DATA SHOWN:
════════════════════

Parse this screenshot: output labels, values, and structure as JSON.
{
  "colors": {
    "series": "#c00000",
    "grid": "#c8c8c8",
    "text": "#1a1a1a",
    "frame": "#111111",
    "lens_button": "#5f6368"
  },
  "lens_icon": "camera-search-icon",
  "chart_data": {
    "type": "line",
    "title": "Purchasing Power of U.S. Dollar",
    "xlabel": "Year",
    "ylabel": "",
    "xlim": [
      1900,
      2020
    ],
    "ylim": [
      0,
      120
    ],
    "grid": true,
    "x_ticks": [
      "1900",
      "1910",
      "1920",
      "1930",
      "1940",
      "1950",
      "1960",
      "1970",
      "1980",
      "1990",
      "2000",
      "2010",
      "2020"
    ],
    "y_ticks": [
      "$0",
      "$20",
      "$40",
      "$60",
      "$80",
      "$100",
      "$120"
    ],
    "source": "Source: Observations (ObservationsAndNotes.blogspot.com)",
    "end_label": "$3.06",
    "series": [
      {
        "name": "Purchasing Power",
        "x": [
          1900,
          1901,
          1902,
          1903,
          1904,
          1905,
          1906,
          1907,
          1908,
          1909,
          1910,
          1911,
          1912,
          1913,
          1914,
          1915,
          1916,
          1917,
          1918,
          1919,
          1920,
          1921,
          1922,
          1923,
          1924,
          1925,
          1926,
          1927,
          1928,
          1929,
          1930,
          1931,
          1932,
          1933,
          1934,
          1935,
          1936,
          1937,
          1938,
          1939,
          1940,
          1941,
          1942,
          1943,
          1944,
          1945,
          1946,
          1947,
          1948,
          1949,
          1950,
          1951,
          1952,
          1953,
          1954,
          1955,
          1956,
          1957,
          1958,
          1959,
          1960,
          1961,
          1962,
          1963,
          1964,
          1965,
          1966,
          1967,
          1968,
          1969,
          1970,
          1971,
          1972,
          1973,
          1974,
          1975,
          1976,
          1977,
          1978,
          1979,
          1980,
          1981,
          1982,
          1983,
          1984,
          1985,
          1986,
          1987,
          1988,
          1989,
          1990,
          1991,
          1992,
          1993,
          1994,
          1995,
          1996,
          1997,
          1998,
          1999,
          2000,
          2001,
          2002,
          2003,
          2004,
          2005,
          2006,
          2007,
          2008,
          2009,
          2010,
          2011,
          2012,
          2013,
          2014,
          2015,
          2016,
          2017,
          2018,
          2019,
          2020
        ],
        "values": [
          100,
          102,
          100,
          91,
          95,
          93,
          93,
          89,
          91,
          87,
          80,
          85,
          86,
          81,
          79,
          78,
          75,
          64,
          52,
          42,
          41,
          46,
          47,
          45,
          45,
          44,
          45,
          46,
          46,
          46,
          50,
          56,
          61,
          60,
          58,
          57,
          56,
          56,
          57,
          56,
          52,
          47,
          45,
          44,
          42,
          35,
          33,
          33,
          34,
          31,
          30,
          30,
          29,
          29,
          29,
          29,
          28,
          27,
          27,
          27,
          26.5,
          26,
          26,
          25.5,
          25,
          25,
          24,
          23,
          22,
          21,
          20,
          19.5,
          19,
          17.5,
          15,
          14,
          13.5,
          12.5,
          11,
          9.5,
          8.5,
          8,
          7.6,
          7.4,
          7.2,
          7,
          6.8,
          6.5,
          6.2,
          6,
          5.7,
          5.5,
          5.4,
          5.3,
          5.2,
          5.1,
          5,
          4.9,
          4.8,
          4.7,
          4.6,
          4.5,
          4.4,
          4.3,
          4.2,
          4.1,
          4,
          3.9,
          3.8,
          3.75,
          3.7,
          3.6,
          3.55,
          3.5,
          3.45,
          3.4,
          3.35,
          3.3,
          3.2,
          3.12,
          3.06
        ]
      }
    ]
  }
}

════════════════════

TASK DETAILS: Return the listing above in its exact form.

TASK RESPONSE:
Parse this screenshot: output labels, values, and structure as JSON.
{
  "colors": {
    "series": "#c00000",
    "grid": "#c8c8c8",
    "text": "#1a1a1a",
    "frame": "#111111",
    "lens_button": "#5f6368"
  },
  "lens_icon": "camera-search-icon",
  "chart_data": {
    "type": "line",
    "title": "Purchasing Power of U.S. Dollar",
    "xlabel": "Year",
    "ylabel": "",
    "xlim": [
      1900,
      2020
    ],
    "ylim": [
      0,
      120
    ],
    "grid": true,
    "x_ticks": [
      "1900",
      "1910",
      "1920",
      "1930",
      "1940",
      "1950",
      "1960",
      "1970",
      "1980",
      "1990",
      "2000",
      "2010",
      "2020"
    ],
    "y_ticks": [
      "$0",
      "$20",
      "$40",
      "$60",
      "$80",
      "$100",
      "$120"
    ],
    "source": "Source: Observations (ObservationsAndNotes.blogspot.com)",
    "end_label": "$3.06",
    "series": [
      {
        "name": "Purchasing Power",
        "x": [
          1900,
          1901,
          1902,
          1903,
          1904,
          1905,
          1906,
          1907,
          1908,
          1909,
          1910,
          1911,
          1912,
          1913,
          1914,
          1915,
          1916,
          1917,
          1918,
          1919,
          1920,
          1921,
          1922,
          1923,
          1924,
          1925,
          1926,
          1927,
          1928,
          1929,
          1930,
          1931,
          1932,
          1933,
          1934,
          1935,
          1936,
          1937,
          1938,
          1939,
          1940,
          1941,
          1942,
          1943,
          1944,
          1945,
          1946,
          1947,
          1948,
          1949,
          1950,
          1951,
          1952,
          1953,
          1954,
          1955,
          1956,
          1957,
          1958,
          1959,
          1960,
          1961,
          1962,
          1963,
          1964,
          1965,
          1966,
          1967,
          1968,
          1969,
          1970,
          1971,
          1972,
          1973,
          1974,
          1975,
          1976,
          1977,
          1978,
          1979,
          1980,
          1981,
          1982,
          1983,
          1984,
          1985,
          1986,
          1987,
          1988,
          1989,
          1990,
          1991,
          1992,
          1993,
          1994,
          1995,
          1996,
          1997,
          1998,
          1999,
          2000,
          2001,
          2002,
          2003,
          2004,
          2005,
          2006,
          2007,
          2008,
          2009,
          2010,
          2011,
          2012,
          2013,
          2014,
          2015,
          2016,
          2017,
          2018,
          2019,
          2020
        ],
        "values": [
          100,
          102,
          100,
          91,
          95,
          93,
          93,
          89,
          91,
          87,
          80,
          85,
          86,
          81,
          79,
          78,
          75,
          64,
          52,
          42,
          41,
          46,
          47,
          45,
          45,
          44,
          45,
          46,
          46,
          46,
          50,
          56,
          61,
          60,
          58,
          57,
          56,
          56,
          57,
          56,
          52,
          47,
          45,
          44,
          42,
          35,
          33,
          33,
          34,
          31,
          30,
          30,
          29,
          29,
          29,
          29,
          28,
          27,
          27,
          27,
          26.5,
          26,
          26,
          25.5,
          25,
          25,
          24,
          23,
          22,
          21,
          20,
          19.5,
          19,
          17.5,
          15,
          14,
          13.5,
          12.5,
          11,
          9.5,
          8.5,
          8,
          7.6,
          7.4,
          7.2,
          7,
          6.8,
          6.5,
          6.2,
          6,
          5.7,
          5.5,
          5.4,
          5.3,
          5.2,
          5.1,
          5,
          4.9,
          4.8,
          4.7,
          4.6,
          4.5,
          4.4,
          4.3,
          4.2,
          4.1,
          4,
          3.9,
          3.8,
          3.75,
          3.7,
          3.6,
          3.55,
          3.5,
          3.45,
          3.4,
          3.35,
          3.3,
          3.2,
          3.12,
          3.06
        ]
      }
    ]
  }
}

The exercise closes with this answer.